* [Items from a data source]
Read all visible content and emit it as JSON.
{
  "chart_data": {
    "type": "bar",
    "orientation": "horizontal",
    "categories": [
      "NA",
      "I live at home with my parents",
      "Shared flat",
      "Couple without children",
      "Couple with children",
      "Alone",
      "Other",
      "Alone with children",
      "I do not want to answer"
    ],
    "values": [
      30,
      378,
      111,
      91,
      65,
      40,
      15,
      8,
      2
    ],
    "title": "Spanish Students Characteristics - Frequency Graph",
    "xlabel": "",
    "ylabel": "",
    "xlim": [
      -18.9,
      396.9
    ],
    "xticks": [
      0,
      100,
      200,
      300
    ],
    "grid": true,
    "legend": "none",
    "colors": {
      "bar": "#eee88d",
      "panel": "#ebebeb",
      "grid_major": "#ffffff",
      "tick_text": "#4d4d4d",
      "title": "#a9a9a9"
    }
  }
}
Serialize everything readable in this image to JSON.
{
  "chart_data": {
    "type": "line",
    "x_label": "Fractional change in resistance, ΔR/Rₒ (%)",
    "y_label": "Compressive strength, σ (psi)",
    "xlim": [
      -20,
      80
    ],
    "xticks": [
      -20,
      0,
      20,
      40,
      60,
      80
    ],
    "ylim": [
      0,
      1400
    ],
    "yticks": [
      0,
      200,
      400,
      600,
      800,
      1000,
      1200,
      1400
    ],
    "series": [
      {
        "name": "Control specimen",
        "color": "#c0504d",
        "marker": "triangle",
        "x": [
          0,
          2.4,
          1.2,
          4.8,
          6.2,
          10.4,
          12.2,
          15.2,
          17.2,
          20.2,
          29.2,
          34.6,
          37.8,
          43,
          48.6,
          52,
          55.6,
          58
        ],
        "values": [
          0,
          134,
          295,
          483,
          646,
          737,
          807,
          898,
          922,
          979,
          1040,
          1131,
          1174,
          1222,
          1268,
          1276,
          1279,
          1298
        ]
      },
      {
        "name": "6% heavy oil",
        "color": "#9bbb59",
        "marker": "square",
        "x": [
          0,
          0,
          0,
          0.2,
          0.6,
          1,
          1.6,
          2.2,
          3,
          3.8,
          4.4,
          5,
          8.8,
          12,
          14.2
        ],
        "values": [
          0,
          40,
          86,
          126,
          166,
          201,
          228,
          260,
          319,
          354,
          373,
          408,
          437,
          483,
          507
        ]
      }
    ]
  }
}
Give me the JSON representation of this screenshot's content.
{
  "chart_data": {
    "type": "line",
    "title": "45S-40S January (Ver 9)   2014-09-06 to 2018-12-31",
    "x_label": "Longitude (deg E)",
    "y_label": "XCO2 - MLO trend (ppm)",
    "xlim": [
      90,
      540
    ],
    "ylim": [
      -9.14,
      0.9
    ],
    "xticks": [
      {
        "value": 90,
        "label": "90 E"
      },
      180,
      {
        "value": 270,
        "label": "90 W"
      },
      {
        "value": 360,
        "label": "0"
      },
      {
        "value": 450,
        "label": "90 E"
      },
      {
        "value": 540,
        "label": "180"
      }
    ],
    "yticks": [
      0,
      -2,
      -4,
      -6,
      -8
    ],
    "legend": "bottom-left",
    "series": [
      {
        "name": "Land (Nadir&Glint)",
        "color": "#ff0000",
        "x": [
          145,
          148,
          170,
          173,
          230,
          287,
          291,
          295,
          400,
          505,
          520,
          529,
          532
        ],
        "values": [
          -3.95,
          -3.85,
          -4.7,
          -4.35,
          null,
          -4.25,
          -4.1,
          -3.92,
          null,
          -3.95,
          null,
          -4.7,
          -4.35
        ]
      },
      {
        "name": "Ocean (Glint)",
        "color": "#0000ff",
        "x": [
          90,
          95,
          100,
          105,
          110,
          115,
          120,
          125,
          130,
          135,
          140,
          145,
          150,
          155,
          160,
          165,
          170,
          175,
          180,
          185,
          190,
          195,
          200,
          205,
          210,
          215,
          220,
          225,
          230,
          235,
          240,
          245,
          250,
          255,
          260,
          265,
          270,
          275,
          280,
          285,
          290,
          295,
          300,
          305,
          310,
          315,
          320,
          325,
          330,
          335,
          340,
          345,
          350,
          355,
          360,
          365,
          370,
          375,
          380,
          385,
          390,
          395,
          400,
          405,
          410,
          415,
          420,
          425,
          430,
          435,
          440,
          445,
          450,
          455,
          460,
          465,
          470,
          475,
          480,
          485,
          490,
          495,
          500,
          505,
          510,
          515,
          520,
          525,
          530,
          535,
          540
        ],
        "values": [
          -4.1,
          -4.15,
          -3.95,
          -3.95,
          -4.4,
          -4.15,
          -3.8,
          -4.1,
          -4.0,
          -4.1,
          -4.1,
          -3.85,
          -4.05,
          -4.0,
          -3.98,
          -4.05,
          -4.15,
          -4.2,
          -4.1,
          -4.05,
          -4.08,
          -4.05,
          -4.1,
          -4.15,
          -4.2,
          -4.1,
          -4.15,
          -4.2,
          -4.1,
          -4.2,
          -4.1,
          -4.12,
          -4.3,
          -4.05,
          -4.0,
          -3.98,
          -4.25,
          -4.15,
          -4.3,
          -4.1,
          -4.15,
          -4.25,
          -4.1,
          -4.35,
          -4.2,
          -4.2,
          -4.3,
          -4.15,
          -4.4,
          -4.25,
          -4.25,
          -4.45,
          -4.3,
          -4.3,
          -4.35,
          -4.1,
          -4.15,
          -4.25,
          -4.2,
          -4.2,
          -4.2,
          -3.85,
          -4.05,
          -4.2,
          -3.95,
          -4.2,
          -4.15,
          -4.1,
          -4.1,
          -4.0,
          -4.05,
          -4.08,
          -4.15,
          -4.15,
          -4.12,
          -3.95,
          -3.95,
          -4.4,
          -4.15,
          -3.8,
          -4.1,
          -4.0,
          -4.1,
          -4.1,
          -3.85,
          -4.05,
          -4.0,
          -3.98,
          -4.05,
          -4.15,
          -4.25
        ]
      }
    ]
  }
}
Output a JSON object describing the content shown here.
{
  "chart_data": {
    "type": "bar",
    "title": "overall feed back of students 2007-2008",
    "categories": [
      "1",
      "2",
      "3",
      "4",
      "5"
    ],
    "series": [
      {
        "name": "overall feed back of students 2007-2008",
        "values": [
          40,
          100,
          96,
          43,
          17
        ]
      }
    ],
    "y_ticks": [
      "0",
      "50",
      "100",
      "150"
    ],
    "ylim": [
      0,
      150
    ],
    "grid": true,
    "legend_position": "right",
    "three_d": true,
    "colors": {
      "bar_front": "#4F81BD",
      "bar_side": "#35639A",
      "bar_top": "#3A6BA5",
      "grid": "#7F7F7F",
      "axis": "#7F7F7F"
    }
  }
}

* [Required work] Which lines contain the word "back"? Copy each of them.

* [Exercise output]
    "title": "overall feed back of students 2007-2008",
        "name": "overall feed back of students 2007-2008",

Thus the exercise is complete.